### GIVEN INSTRUCTION
Without the pictures, reproduce the records that follow exactly.
[BEGIN RECORDED INFORMATION]
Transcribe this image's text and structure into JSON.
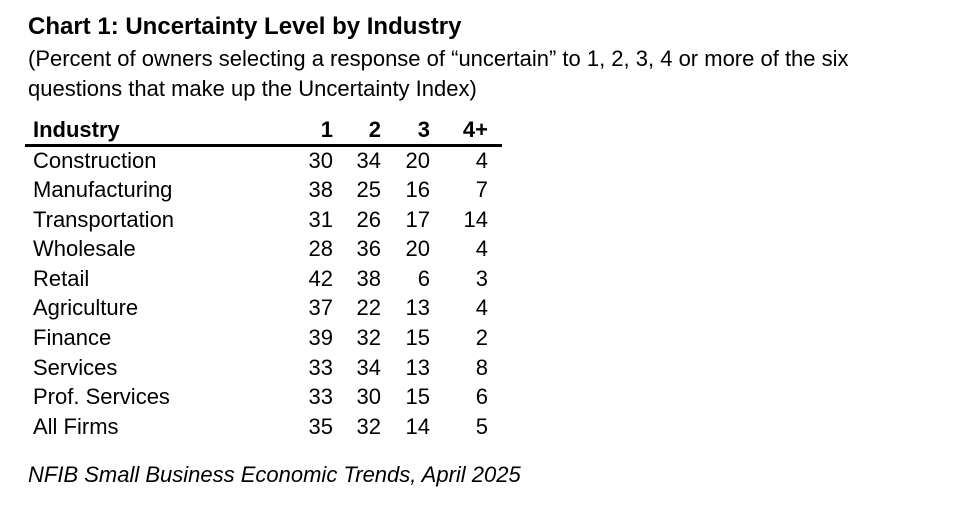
{
  "page": {
    "title": "Chart 1: Uncertainty Level by Industry",
    "subtitle": "(Percent of owners selecting a response of “uncertain” to 1, 2, 3, 4 or more of the six questions that make up the Uncertainty Index)",
    "footer": "NFIB Small Business Economic Trends, April 2025"
  },
  "colors": {
    "text": "#000000",
    "background": "#ffffff",
    "rule": "#000000"
  },
  "chart_data": {
    "type": "table",
    "title": "Chart 1: Uncertainty Level by Industry",
    "subtitle": "(Percent of owners selecting a response of “uncertain” to 1, 2, 3, 4 or more of the six questions that make up the Uncertainty Index)",
    "source_note": "NFIB Small Business Economic Trends, April 2025",
    "columns": [
      "Industry",
      "1",
      "2",
      "3",
      "4+"
    ],
    "rows": [
      {
        "industry": "Construction",
        "values": [
          30,
          34,
          20,
          4
        ]
      },
      {
        "industry": "Manufacturing",
        "values": [
          38,
          25,
          16,
          7
        ]
      },
      {
        "industry": "Transportation",
        "values": [
          31,
          26,
          17,
          14
        ]
      },
      {
        "industry": "Wholesale",
        "values": [
          28,
          36,
          20,
          4
        ]
      },
      {
        "industry": "Retail",
        "values": [
          42,
          38,
          6,
          3
        ]
      },
      {
        "industry": "Agriculture",
        "values": [
          37,
          22,
          13,
          4
        ]
      },
      {
        "industry": "Finance",
        "values": [
          39,
          32,
          15,
          2
        ]
      },
      {
        "industry": "Services",
        "values": [
          33,
          34,
          13,
          8
        ]
      },
      {
        "industry": "Prof. Services",
        "values": [
          33,
          30,
          15,
          6
        ]
      },
      {
        "industry": "All Firms",
        "values": [
          35,
          32,
          14,
          5
        ]
      }
    ]
  }
}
[END RECORDED INFORMATION]
### EXERCISE RESPONSE
Transcribe this image's text and structure into JSON.
{
  "page": {
    "title": "Chart 1: Uncertainty Level by Industry",
    "subtitle": "(Percent of owners selecting a response of “uncertain” to 1, 2, 3, 4 or more of the six questions that make up the Uncertainty Index)",
    "footer": "NFIB Small Business Economic Trends, April 2025"
  },
  "colors": {
    "text": "#000000",
    "background": "#ffffff",
    "rule": "#000000"
  },
  "chart_data": {
    "type": "table",
    "title": "Chart 1: Uncertainty Level by Industry",
    "subtitle": "(Percent of owners selecting a response of “uncertain” to 1, 2, 3, 4 or more of the six questions that make up the Uncertainty Index)",
    "source_note": "NFIB Small Business Economic Trends, April 2025",
    "columns": [
      "Industry",
      "1",
      "2",
      "3",
      "4+"
    ],
    "rows": [
      {
        "industry": "Construction",
        "values": [
          30,
          34,
          20,
          4
        ]
      },
      {
        "industry": "Manufacturing",
        "values": [
          38,
          25,
          16,
          7
        ]
      },
      {
        "industry": "Transportation",
        "values": [
          31,
          26,
          17,
          14
        ]
      },
      {
        "industry": "Wholesale",
        "values": [
          28,
          36,
          20,
          4
        ]
      },
      {
        "industry": "Retail",
        "values": [
          42,
          38,
          6,
          3
        ]
      },
      {
        "industry": "Agriculture",
        "values": [
          37,
          22,
          13,
          4
        ]
      },
      {
        "industry": "Finance",
        "values": [
          39,
          32,
          15,
          2
        ]
      },
      {
        "industry": "Services",
        "values": [
          33,
          34,
          13,
          8
        ]
      },
      {
        "industry": "Prof. Services",
        "values": [
          33,
          30,
          15,
          6
        ]
      },
      {
        "industry": "All Firms",
        "values": [
          35,
          32,
          14,
          5
        ]
      }
    ]
  }
}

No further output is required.